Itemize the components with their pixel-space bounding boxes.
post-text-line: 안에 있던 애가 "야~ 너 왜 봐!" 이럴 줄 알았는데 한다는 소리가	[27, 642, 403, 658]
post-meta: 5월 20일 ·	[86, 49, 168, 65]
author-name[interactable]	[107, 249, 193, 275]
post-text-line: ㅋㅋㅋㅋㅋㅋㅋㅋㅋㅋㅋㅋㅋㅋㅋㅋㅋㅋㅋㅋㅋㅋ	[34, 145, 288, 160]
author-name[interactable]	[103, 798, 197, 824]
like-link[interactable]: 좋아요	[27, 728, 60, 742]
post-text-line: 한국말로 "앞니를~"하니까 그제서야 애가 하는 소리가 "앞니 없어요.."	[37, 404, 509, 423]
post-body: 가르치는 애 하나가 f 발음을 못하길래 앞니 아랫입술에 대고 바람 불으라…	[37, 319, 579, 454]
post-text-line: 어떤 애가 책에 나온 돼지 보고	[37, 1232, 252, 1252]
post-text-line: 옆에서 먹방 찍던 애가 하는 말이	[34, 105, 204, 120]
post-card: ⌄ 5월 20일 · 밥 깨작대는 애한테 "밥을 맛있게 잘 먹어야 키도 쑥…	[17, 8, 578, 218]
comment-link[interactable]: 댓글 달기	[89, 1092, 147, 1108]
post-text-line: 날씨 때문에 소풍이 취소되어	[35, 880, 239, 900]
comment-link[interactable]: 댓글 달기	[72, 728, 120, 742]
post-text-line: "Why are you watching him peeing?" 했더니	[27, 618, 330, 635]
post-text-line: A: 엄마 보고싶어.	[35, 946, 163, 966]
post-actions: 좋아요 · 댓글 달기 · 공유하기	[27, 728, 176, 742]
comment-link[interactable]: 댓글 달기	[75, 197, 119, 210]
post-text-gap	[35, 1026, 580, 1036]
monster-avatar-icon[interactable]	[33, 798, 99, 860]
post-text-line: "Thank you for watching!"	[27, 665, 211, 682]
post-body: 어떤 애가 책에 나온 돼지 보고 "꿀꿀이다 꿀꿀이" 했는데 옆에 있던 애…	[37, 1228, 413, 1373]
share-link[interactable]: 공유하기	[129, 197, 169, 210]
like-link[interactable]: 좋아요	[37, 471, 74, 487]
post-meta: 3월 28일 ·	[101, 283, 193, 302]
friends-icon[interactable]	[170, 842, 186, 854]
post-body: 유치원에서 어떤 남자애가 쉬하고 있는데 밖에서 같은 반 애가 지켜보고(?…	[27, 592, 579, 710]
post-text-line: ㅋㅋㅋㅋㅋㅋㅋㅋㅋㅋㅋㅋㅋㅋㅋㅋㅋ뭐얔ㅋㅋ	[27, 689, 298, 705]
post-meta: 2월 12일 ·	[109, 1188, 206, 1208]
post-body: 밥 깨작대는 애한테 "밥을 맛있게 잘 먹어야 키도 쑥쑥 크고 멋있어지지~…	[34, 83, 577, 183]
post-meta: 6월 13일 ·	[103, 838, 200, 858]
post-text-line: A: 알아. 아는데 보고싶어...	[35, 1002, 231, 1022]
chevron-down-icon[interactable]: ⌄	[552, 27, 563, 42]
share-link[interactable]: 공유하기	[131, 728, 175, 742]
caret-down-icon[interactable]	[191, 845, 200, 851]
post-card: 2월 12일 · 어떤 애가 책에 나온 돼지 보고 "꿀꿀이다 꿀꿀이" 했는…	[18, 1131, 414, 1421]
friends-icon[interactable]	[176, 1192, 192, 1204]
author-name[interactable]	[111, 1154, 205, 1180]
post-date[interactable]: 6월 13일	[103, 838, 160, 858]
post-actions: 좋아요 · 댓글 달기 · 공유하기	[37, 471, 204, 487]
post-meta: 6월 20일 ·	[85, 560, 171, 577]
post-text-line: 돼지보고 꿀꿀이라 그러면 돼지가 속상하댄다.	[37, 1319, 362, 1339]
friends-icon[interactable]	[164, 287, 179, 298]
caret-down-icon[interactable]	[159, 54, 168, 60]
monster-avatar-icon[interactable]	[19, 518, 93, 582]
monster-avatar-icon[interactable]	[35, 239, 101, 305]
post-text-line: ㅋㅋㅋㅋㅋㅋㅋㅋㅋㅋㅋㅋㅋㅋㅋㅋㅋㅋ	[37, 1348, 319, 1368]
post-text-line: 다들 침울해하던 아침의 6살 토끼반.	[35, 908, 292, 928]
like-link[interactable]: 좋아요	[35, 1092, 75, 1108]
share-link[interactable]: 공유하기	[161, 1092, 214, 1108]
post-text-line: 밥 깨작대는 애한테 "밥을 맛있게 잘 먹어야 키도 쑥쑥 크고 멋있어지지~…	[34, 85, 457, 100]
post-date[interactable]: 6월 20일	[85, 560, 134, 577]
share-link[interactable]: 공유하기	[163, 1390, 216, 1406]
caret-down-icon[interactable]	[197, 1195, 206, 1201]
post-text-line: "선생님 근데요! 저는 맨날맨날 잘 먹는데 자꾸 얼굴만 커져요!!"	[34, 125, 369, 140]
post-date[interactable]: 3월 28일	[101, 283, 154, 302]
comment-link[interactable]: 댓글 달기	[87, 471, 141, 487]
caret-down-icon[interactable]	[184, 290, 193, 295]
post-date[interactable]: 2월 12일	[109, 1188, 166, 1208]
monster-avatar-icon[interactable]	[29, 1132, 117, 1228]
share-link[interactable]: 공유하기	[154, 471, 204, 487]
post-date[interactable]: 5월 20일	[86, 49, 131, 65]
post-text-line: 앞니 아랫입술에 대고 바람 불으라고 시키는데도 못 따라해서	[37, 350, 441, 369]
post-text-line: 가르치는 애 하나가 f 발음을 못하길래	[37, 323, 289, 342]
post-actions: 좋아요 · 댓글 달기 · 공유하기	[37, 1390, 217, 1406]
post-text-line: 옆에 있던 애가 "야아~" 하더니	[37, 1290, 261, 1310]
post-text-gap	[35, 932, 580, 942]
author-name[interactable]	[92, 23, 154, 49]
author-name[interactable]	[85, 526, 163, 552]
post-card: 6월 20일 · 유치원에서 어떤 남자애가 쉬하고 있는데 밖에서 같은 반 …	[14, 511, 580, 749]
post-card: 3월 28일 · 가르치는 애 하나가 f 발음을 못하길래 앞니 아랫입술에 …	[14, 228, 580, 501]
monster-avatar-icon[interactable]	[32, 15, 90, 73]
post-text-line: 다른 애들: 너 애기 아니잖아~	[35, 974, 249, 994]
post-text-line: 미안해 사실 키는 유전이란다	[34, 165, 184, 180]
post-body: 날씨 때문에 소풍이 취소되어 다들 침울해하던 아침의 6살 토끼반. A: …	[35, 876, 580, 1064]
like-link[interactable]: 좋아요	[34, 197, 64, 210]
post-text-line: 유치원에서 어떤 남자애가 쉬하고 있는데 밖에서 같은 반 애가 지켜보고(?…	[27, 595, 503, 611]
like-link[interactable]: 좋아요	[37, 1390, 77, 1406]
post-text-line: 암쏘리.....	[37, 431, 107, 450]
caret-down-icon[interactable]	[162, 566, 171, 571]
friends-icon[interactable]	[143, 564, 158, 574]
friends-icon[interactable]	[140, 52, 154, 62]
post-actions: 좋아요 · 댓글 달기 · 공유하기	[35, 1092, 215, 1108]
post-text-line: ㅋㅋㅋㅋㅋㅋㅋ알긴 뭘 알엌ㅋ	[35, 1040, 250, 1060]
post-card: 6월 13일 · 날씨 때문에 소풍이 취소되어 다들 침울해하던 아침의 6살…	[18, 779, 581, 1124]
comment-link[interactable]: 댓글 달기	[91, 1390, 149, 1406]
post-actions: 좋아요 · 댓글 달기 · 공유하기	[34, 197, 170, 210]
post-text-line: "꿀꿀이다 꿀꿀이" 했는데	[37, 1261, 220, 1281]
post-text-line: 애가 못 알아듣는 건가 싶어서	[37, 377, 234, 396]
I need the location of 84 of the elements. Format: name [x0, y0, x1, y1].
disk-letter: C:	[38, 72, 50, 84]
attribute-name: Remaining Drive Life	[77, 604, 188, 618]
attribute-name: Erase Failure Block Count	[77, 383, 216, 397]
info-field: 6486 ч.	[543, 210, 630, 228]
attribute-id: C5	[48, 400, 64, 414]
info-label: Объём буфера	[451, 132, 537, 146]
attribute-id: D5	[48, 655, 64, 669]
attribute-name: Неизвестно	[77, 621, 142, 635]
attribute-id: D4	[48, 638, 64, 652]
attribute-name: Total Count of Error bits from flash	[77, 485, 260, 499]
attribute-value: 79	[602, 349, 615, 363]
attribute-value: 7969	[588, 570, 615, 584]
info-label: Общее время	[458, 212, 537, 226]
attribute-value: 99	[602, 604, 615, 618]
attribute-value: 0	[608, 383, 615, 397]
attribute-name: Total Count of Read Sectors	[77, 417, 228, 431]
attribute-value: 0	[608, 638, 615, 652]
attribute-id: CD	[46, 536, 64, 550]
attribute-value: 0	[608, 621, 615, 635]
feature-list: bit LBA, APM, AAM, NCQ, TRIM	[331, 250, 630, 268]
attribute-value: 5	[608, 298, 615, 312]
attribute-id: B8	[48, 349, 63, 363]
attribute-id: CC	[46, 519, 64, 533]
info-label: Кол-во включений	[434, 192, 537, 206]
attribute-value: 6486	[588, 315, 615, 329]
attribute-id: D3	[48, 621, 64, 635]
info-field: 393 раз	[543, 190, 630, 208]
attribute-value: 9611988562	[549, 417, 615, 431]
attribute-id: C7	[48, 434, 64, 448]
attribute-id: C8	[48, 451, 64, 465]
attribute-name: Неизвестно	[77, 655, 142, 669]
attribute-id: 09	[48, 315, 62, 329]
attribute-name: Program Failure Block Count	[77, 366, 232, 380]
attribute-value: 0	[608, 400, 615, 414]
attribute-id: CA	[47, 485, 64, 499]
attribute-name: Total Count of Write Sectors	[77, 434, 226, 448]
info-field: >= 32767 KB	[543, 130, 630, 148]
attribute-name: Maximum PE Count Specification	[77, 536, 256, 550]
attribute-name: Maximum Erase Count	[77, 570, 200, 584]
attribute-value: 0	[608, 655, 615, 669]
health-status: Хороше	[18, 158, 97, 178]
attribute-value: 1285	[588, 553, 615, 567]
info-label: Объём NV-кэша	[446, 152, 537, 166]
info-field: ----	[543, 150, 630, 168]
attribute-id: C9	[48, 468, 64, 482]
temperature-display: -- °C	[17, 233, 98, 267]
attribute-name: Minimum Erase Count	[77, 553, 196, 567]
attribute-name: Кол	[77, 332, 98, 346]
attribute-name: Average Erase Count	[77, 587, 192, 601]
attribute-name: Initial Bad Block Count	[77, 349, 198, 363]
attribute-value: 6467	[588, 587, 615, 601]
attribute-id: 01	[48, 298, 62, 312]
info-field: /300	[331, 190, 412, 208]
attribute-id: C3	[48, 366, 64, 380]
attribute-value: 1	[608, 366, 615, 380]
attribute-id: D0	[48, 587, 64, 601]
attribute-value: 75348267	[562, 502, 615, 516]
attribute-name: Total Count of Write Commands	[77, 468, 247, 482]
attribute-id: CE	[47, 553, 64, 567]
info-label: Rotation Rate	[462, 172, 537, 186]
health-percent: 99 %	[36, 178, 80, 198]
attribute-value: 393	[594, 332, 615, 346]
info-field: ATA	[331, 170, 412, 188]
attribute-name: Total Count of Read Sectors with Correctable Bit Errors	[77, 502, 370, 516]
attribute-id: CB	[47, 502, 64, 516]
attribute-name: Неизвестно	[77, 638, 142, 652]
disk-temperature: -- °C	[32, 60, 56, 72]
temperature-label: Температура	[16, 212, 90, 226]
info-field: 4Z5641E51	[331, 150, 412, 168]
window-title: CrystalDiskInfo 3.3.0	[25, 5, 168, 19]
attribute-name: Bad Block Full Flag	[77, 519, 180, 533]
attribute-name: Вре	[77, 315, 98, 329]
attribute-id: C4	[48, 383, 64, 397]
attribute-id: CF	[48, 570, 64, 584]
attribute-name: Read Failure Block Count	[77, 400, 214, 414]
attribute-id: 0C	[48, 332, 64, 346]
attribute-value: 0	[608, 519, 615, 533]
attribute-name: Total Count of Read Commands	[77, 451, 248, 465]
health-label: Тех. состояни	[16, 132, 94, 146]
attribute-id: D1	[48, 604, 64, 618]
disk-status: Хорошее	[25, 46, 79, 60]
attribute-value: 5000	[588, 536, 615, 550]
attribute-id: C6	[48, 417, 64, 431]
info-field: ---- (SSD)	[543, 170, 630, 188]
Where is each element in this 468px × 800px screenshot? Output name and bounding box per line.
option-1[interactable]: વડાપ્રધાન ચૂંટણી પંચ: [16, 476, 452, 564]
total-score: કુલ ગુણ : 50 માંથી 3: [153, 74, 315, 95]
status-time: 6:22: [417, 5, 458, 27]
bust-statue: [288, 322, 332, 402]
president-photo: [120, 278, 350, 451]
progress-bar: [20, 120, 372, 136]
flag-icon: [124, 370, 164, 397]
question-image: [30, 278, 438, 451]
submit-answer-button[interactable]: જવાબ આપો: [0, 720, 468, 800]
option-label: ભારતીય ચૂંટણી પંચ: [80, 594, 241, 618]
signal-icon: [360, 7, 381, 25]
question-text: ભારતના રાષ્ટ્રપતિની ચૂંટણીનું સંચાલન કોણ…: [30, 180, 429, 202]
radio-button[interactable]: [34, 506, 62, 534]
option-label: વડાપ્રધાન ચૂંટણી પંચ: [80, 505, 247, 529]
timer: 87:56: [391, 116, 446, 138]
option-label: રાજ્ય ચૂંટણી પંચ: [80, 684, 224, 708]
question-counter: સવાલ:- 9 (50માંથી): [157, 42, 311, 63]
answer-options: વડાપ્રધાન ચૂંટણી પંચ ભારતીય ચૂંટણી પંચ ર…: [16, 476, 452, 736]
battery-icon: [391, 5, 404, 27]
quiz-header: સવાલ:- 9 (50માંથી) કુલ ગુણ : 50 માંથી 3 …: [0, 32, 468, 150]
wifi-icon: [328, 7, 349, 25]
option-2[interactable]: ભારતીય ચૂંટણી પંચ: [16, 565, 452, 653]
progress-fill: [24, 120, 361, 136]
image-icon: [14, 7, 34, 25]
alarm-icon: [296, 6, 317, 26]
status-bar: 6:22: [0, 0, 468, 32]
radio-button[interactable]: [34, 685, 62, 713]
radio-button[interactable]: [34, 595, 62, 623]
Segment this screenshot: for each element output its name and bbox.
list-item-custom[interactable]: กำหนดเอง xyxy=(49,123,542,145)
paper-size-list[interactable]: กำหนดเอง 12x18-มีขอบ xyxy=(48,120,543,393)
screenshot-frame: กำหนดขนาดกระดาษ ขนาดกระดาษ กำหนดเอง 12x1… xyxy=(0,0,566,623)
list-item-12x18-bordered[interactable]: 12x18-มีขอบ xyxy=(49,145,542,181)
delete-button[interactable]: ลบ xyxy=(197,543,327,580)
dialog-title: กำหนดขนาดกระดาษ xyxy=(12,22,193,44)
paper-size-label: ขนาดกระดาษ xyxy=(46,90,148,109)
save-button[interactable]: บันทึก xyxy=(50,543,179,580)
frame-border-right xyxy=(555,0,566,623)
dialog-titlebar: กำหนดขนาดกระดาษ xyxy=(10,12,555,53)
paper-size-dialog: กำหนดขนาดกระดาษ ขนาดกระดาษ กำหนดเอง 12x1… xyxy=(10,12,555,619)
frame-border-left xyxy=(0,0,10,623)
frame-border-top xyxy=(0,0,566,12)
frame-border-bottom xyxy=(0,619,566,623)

═══

Given problem
Count how many lines of the records above contain the string "meta", with case counting. Reply with the number alone.

Result of this task
5